Stated task => Write out the listing below again, precisely as it is given.
═══ Record set ═══
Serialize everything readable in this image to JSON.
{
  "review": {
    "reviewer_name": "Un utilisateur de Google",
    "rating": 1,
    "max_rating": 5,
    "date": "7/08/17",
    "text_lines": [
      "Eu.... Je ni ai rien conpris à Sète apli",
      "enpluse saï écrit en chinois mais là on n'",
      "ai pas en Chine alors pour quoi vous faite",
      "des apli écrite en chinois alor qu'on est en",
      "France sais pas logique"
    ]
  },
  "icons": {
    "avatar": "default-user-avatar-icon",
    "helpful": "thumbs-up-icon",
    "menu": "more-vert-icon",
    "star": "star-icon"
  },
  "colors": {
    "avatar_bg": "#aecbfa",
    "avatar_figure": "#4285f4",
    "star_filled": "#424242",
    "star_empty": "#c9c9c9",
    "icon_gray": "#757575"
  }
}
═══
The reply =>
Serialize everything readable in this image to JSON.
{
  "review": {
    "reviewer_name": "Un utilisateur de Google",
    "rating": 1,
    "max_rating": 5,
    "date": "7/08/17",
    "text_lines": [
      "Eu.... Je ni ai rien conpris à Sète apli",
      "enpluse saï écrit en chinois mais là on n'",
      "ai pas en Chine alors pour quoi vous faite",
      "des apli écrite en chinois alor qu'on est en",
      "France sais pas logique"
    ]
  },
  "icons": {
    "avatar": "default-user-avatar-icon",
    "helpful": "thumbs-up-icon",
    "menu": "more-vert-icon",
    "star": "star-icon"
  },
  "colors": {
    "avatar_bg": "#aecbfa",
    "avatar_figure": "#4285f4",
    "star_filled": "#424242",
    "star_empty": "#c9c9c9",
    "icon_gray": "#757575"
  }
}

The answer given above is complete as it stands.